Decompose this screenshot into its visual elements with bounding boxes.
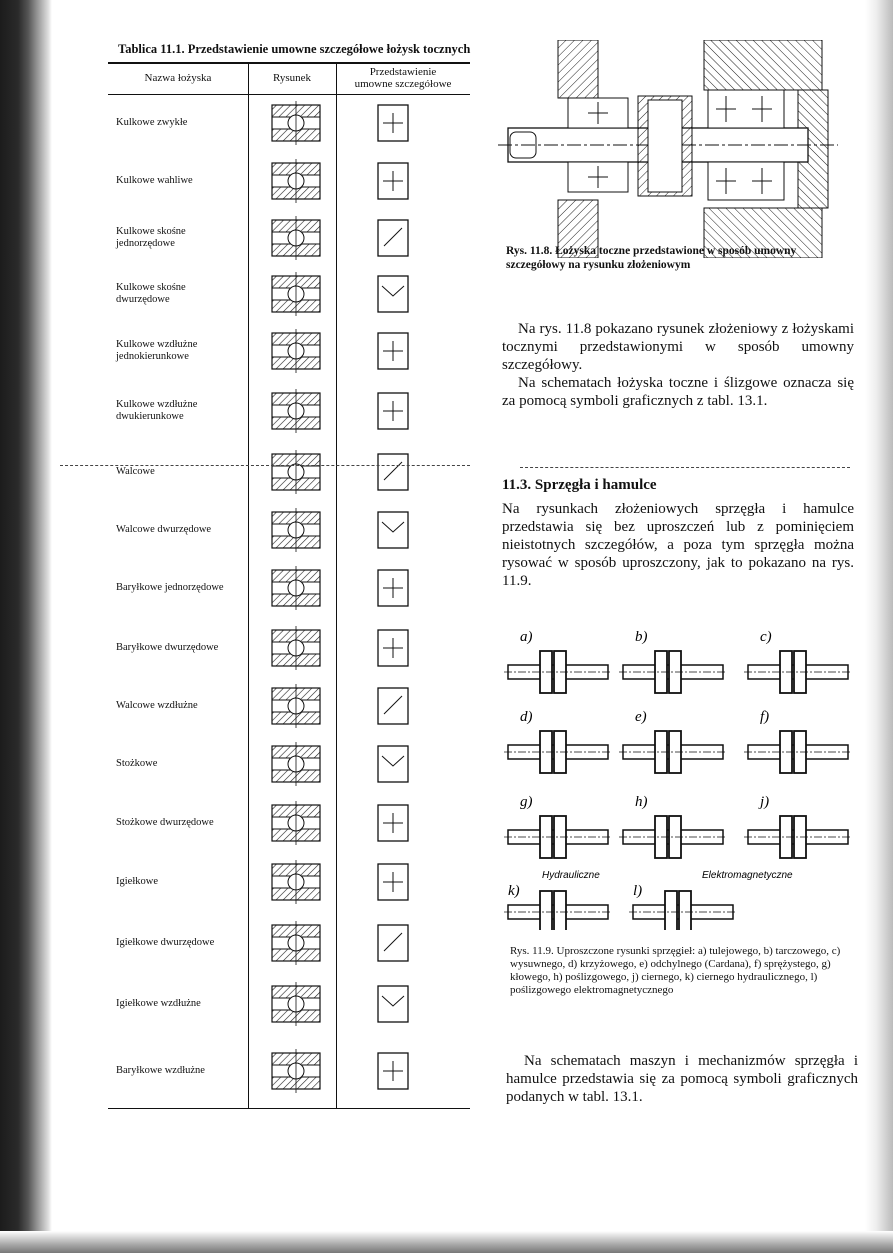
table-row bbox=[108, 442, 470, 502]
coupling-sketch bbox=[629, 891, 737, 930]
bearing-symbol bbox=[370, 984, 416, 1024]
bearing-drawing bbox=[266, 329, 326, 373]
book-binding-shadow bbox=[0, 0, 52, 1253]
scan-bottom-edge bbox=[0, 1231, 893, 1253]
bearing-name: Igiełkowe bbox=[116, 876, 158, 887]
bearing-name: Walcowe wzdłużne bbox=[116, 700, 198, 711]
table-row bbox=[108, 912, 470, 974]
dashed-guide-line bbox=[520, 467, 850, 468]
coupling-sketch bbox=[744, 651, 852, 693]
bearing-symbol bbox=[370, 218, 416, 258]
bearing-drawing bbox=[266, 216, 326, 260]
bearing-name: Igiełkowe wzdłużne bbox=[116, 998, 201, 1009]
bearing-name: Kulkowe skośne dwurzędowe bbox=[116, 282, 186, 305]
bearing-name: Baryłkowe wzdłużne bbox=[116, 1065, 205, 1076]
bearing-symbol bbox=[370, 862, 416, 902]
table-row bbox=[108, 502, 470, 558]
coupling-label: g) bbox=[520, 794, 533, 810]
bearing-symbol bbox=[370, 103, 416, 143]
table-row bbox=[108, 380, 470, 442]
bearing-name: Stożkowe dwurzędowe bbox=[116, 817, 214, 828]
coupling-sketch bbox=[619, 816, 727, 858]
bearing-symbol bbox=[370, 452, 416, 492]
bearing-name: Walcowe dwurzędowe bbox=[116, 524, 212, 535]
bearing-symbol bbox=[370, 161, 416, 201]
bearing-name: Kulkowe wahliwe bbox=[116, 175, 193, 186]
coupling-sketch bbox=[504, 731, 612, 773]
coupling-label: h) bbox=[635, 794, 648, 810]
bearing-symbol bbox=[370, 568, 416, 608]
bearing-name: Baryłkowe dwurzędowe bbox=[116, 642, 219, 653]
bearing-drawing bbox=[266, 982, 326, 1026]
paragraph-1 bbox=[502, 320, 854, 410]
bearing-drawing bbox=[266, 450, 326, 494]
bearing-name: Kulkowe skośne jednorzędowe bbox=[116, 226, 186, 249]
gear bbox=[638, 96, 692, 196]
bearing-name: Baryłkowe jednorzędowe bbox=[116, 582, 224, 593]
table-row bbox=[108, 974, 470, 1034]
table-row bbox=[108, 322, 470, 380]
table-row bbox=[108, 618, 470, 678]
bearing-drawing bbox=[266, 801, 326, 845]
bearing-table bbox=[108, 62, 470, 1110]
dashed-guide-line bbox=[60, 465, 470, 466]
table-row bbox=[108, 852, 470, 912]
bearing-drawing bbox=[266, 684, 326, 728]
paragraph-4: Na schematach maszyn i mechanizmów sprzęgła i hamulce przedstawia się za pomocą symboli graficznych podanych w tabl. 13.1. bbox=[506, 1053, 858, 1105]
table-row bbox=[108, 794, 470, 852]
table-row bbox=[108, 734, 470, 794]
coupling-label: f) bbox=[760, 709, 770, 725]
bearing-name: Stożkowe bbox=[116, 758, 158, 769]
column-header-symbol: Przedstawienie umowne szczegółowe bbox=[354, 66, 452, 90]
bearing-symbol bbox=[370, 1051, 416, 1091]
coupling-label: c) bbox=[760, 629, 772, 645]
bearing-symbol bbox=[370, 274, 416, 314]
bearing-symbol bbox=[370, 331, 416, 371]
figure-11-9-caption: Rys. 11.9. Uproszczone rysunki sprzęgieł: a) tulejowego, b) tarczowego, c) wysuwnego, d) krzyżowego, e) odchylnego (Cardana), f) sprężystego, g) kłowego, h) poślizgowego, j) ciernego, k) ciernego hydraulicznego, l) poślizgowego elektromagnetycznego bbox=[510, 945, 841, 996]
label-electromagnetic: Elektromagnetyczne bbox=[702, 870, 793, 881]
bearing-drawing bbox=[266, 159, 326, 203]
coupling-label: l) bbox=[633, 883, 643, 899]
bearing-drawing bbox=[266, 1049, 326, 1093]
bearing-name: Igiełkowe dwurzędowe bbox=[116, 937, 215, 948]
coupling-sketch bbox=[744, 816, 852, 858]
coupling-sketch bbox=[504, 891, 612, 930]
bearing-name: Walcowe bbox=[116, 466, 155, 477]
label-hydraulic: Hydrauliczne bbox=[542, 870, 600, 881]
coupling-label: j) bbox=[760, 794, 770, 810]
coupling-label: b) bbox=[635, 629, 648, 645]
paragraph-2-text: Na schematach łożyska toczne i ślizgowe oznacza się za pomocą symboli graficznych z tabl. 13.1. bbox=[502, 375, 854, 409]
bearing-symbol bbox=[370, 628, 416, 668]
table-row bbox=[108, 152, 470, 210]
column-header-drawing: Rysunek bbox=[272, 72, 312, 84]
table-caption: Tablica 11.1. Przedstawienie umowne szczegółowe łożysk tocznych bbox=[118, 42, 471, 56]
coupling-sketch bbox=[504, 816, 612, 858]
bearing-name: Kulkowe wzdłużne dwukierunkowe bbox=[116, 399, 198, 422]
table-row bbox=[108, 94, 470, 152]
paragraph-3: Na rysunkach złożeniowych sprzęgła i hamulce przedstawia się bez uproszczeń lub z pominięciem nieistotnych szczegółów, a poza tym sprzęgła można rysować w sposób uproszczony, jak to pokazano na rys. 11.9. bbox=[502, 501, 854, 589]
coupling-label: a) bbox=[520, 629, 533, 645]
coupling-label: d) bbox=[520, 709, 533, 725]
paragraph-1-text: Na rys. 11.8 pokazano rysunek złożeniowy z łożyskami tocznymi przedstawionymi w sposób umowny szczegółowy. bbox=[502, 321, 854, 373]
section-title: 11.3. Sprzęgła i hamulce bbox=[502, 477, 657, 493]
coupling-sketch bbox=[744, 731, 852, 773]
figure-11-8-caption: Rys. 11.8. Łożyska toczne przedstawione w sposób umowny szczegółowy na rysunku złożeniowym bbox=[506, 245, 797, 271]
########################################
§ Work to complete
In the lines starting at the one with "table-row bbox=[108, 442, 470, 502]" and ending at the one with "bearing-drawing bbox=[266, 216, 326, 260]", swap "bearing-symbol" for "bearing-icon". Leave everything else unchanged and give back only those lines.

§ Answer below
table-row bbox=[108, 442, 470, 502]
coupling-sketch bbox=[629, 891, 737, 930]
bearing-icon bbox=[370, 984, 416, 1024]
bearing-drawing bbox=[266, 329, 326, 373]
book-binding-shadow bbox=[0, 0, 52, 1253]
scan-bottom-edge bbox=[0, 1231, 893, 1253]
bearing-name: Igiełkowe bbox=[116, 876, 158, 887]
bearing-name: Walcowe wzdłużne bbox=[116, 700, 198, 711]
table-row bbox=[108, 912, 470, 974]
dashed-guide-line bbox=[520, 467, 850, 468]
coupling-sketch bbox=[744, 651, 852, 693]
bearing-icon bbox=[370, 218, 416, 258]
bearing-drawing bbox=[266, 216, 326, 260]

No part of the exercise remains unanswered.